PROBLEM TO WORK ON:
Retype each entry below exactly as it stands.

[START OF RECORD SET]

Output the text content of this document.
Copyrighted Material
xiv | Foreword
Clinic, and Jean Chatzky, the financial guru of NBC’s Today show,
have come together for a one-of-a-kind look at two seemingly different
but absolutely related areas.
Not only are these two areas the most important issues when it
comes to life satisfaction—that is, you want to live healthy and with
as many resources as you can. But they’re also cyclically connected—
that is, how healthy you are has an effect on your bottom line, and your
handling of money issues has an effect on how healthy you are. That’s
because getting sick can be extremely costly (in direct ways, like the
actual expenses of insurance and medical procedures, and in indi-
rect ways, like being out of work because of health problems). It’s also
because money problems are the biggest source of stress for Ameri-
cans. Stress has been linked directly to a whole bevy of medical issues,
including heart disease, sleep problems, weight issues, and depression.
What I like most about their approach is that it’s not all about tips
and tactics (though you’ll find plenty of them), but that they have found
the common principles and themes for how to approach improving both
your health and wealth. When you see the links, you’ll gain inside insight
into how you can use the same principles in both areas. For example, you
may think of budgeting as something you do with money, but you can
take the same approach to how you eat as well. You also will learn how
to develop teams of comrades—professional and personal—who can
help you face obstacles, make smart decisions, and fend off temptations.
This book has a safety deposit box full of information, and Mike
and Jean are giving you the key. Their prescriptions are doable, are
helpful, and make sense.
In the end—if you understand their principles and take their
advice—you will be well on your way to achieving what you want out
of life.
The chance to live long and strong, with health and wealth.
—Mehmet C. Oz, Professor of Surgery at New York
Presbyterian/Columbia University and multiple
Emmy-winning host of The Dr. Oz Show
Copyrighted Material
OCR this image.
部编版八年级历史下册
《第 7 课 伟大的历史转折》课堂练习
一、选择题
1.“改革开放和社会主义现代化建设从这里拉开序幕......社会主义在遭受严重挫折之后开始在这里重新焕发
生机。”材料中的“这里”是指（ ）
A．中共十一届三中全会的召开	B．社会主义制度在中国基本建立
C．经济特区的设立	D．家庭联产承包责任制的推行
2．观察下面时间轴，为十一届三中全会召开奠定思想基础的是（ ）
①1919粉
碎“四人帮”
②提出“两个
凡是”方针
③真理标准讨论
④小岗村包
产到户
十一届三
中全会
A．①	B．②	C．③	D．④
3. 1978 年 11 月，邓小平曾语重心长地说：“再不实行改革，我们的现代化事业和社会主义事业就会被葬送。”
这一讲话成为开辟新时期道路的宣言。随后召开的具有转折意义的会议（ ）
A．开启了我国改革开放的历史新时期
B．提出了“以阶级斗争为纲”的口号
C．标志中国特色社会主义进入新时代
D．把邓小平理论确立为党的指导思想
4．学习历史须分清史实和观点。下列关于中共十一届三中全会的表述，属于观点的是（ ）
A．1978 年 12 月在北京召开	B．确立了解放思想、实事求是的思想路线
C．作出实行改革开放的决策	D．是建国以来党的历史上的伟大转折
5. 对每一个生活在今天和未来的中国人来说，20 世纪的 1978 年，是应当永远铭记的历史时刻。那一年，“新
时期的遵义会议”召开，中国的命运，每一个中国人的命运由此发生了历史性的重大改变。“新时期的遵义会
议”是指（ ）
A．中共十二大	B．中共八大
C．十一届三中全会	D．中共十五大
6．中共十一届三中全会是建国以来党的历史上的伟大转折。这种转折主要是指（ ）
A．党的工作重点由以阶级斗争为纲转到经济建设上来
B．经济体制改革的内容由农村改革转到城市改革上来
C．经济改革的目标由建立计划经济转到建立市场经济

[END OF RECORD SET]

SOLUTION TO THE EXERCISE:
Output the text content of this document.
Copyrighted Material
xiv | Foreword
Clinic, and Jean Chatzky, the financial guru of NBC’s Today show,
have come together for a one-of-a-kind look at two seemingly different
but absolutely related areas.
Not only are these two areas the most important issues when it
comes to life satisfaction—that is, you want to live healthy and with
as many resources as you can. But they’re also cyclically connected—
that is, how healthy you are has an effect on your bottom line, and your
handling of money issues has an effect on how healthy you are. That’s
because getting sick can be extremely costly (in direct ways, like the
actual expenses of insurance and medical procedures, and in indi-
rect ways, like being out of work because of health problems). It’s also
because money problems are the biggest source of stress for Ameri-
cans. Stress has been linked directly to a whole bevy of medical issues,
including heart disease, sleep problems, weight issues, and depression.
What I like most about their approach is that it’s not all about tips
and tactics (though you’ll find plenty of them), but that they have found
the common principles and themes for how to approach improving both
your health and wealth. When you see the links, you’ll gain inside insight
into how you can use the same principles in both areas. For example, you
may think of budgeting as something you do with money, but you can
take the same approach to how you eat as well. You also will learn how
to develop teams of comrades—professional and personal—who can
help you face obstacles, make smart decisions, and fend off temptations.
This book has a safety deposit box full of information, and Mike
and Jean are giving you the key. Their prescriptions are doable, are
helpful, and make sense.
In the end—if you understand their principles and take their
advice—you will be well on your way to achieving what you want out
of life.
The chance to live long and strong, with health and wealth.
—Mehmet C. Oz, Professor of Surgery at New York
Presbyterian/Columbia University and multiple
Emmy-winning host of The Dr. Oz Show
Copyrighted Material
OCR this image.
部编版八年级历史下册
《第 7 课 伟大的历史转折》课堂练习
一、选择题
1.“改革开放和社会主义现代化建设从这里拉开序幕......社会主义在遭受严重挫折之后开始在这里重新焕发
生机。”材料中的“这里”是指（ ）
A．中共十一届三中全会的召开	B．社会主义制度在中国基本建立
C．经济特区的设立	D．家庭联产承包责任制的推行
2．观察下面时间轴，为十一届三中全会召开奠定思想基础的是（ ）
①1919粉
碎“四人帮”
②提出“两个
凡是”方针
③真理标准讨论
④小岗村包
产到户
十一届三
中全会
A．①	B．②	C．③	D．④
3. 1978 年 11 月，邓小平曾语重心长地说：“再不实行改革，我们的现代化事业和社会主义事业就会被葬送。”
这一讲话成为开辟新时期道路的宣言。随后召开的具有转折意义的会议（ ）
A．开启了我国改革开放的历史新时期
B．提出了“以阶级斗争为纲”的口号
C．标志中国特色社会主义进入新时代
D．把邓小平理论确立为党的指导思想
4．学习历史须分清史实和观点。下列关于中共十一届三中全会的表述，属于观点的是（ ）
A．1978 年 12 月在北京召开	B．确立了解放思想、实事求是的思想路线
C．作出实行改革开放的决策	D．是建国以来党的历史上的伟大转折
5. 对每一个生活在今天和未来的中国人来说，20 世纪的 1978 年，是应当永远铭记的历史时刻。那一年，“新
时期的遵义会议”召开，中国的命运，每一个中国人的命运由此发生了历史性的重大改变。“新时期的遵义会
议”是指（ ）
A．中共十二大	B．中共八大
C．十一届三中全会	D．中共十五大
6．中共十一届三中全会是建国以来党的历史上的伟大转折。这种转折主要是指（ ）
A．党的工作重点由以阶级斗争为纲转到经济建设上来
B．经济体制改革的内容由农村改革转到城市改革上来
C．经济改革的目标由建立计划经济转到建立市场经济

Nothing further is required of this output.